**Exercise directions**
Start at the top and transcribe every record through the final line exactly.

**** Data extract

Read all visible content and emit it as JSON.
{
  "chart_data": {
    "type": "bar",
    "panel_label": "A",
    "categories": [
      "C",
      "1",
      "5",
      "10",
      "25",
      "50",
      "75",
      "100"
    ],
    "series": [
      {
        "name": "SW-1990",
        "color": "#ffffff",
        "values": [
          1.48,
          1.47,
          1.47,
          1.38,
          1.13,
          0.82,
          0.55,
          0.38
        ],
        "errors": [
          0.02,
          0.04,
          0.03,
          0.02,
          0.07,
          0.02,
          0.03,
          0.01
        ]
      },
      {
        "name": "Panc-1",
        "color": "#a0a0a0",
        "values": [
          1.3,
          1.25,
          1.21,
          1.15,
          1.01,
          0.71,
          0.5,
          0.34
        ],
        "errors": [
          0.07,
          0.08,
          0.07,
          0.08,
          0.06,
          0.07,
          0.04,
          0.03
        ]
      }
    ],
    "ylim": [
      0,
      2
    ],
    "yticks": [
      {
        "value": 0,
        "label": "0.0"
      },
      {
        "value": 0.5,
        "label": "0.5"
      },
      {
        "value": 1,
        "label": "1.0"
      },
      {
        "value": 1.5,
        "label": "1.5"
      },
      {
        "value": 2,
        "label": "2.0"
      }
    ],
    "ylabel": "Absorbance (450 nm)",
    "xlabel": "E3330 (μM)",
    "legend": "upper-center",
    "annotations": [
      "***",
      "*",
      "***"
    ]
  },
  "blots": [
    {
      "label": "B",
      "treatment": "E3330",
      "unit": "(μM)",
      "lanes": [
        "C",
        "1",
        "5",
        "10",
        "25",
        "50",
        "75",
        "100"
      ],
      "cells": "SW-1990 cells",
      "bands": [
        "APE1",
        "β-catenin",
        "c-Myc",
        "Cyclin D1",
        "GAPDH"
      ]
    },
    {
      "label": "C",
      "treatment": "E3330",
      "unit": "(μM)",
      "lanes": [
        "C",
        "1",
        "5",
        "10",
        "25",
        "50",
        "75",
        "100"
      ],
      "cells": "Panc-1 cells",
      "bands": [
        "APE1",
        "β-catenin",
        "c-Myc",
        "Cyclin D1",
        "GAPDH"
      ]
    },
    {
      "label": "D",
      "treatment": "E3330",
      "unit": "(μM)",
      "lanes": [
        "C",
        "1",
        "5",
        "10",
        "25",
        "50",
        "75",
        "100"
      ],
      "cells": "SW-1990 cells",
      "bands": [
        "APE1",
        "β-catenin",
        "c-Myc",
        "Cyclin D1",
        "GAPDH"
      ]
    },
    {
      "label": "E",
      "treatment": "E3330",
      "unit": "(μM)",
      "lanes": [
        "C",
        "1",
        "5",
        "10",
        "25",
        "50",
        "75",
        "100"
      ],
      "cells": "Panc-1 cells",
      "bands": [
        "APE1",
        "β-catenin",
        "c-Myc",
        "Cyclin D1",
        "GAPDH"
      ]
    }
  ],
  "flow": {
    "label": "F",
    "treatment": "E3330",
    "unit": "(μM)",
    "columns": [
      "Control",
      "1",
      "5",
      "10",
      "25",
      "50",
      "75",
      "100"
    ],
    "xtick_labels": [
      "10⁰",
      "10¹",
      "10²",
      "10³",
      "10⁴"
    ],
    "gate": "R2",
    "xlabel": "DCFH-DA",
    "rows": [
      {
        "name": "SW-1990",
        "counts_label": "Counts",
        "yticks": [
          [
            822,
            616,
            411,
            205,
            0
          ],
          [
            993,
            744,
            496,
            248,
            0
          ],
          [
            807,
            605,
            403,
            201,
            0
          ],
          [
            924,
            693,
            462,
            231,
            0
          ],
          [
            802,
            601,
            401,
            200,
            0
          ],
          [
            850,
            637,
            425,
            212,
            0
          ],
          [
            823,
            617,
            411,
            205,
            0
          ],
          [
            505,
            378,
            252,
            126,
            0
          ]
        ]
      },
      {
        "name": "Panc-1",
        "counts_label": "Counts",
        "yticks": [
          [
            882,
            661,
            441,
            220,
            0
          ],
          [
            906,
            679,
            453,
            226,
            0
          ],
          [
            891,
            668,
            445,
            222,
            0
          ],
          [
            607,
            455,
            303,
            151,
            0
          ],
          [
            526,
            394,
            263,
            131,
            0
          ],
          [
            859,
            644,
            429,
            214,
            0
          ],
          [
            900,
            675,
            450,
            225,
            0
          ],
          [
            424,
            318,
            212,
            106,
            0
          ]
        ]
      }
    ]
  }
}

********

**Task result**
Read all visible content and emit it as JSON.
{
  "chart_data": {
    "type": "bar",
    "panel_label": "A",
    "categories": [
      "C",
      "1",
      "5",
      "10",
      "25",
      "50",
      "75",
      "100"
    ],
    "series": [
      {
        "name": "SW-1990",
        "color": "#ffffff",
        "values": [
          1.48,
          1.47,
          1.47,
          1.38,
          1.13,
          0.82,
          0.55,
          0.38
        ],
        "errors": [
          0.02,
          0.04,
          0.03,
          0.02,
          0.07,
          0.02,
          0.03,
          0.01
        ]
      },
      {
        "name": "Panc-1",
        "color": "#a0a0a0",
        "values": [
          1.3,
          1.25,
          1.21,
          1.15,
          1.01,
          0.71,
          0.5,
          0.34
        ],
        "errors": [
          0.07,
          0.08,
          0.07,
          0.08,
          0.06,
          0.07,
          0.04,
          0.03
        ]
      }
    ],
    "ylim": [
      0,
      2
    ],
    "yticks": [
      {
        "value": 0,
        "label": "0.0"
      },
      {
        "value": 0.5,
        "label": "0.5"
      },
      {
        "value": 1,
        "label": "1.0"
      },
      {
        "value": 1.5,
        "label": "1.5"
      },
      {
        "value": 2,
        "label": "2.0"
      }
    ],
    "ylabel": "Absorbance (450 nm)",
    "xlabel": "E3330 (μM)",
    "legend": "upper-center",
    "annotations": [
      "***",
      "*",
      "***"
    ]
  },
  "blots": [
    {
      "label": "B",
      "treatment": "E3330",
      "unit": "(μM)",
      "lanes": [
        "C",
        "1",
        "5",
        "10",
        "25",
        "50",
        "75",
        "100"
      ],
      "cells": "SW-1990 cells",
      "bands": [
        "APE1",
        "β-catenin",
        "c-Myc",
        "Cyclin D1",
        "GAPDH"
      ]
    },
    {
      "label": "C",
      "treatment": "E3330",
      "unit": "(μM)",
      "lanes": [
        "C",
        "1",
        "5",
        "10",
        "25",
        "50",
        "75",
        "100"
      ],
      "cells": "Panc-1 cells",
      "bands": [
        "APE1",
        "β-catenin",
        "c-Myc",
        "Cyclin D1",
        "GAPDH"
      ]
    },
    {
      "label": "D",
      "treatment": "E3330",
      "unit": "(μM)",
      "lanes": [
        "C",
        "1",
        "5",
        "10",
        "25",
        "50",
        "75",
        "100"
      ],
      "cells": "SW-1990 cells",
      "bands": [
        "APE1",
        "β-catenin",
        "c-Myc",
        "Cyclin D1",
        "GAPDH"
      ]
    },
    {
      "label": "E",
      "treatment": "E3330",
      "unit": "(μM)",
      "lanes": [
        "C",
        "1",
        "5",
        "10",
        "25",
        "50",
        "75",
        "100"
      ],
      "cells": "Panc-1 cells",
      "bands": [
        "APE1",
        "β-catenin",
        "c-Myc",
        "Cyclin D1",
        "GAPDH"
      ]
    }
  ],
  "flow": {
    "label": "F",
    "treatment": "E3330",
    "unit": "(μM)",
    "columns": [
      "Control",
      "1",
      "5",
      "10",
      "25",
      "50",
      "75",
      "100"
    ],
    "xtick_labels": [
      "10⁰",
      "10¹",
      "10²",
      "10³",
      "10⁴"
    ],
    "gate": "R2",
    "xlabel": "DCFH-DA",
    "rows": [
      {
        "name": "SW-1990",
        "counts_label": "Counts",
        "yticks": [
          [
            822,
            616,
            411,
            205,
            0
          ],
          [
            993,
            744,
            496,
            248,
            0
          ],
          [
            807,
            605,
            403,
            201,
            0
          ],
          [
            924,
            693,
            462,
            231,
            0
          ],
          [
            802,
            601,
            401,
            200,
            0
          ],
          [
            850,
            637,
            425,
            212,
            0
          ],
          [
            823,
            617,
            411,
            205,
            0
          ],
          [
            505,
            378,
            252,
            126,
            0
          ]
        ]
      },
      {
        "name": "Panc-1",
        "counts_label": "Counts",
        "yticks": [
          [
            882,
            661,
            441,
            220,
            0
          ],
          [
            906,
            679,
            453,
            226,
            0
          ],
          [
            891,
            668,
            445,
            222,
            0
          ],
          [
            607,
            455,
            303,
            151,
            0
          ],
          [
            526,
            394,
            263,
            131,
            0
          ],
          [
            859,
            644,
            429,
            214,
            0
          ],
          [
            900,
            675,
            450,
            225,
            0
          ],
          [
            424,
            318,
            212,
            106,
            0
          ]
        ]
      }
    ]
  }
}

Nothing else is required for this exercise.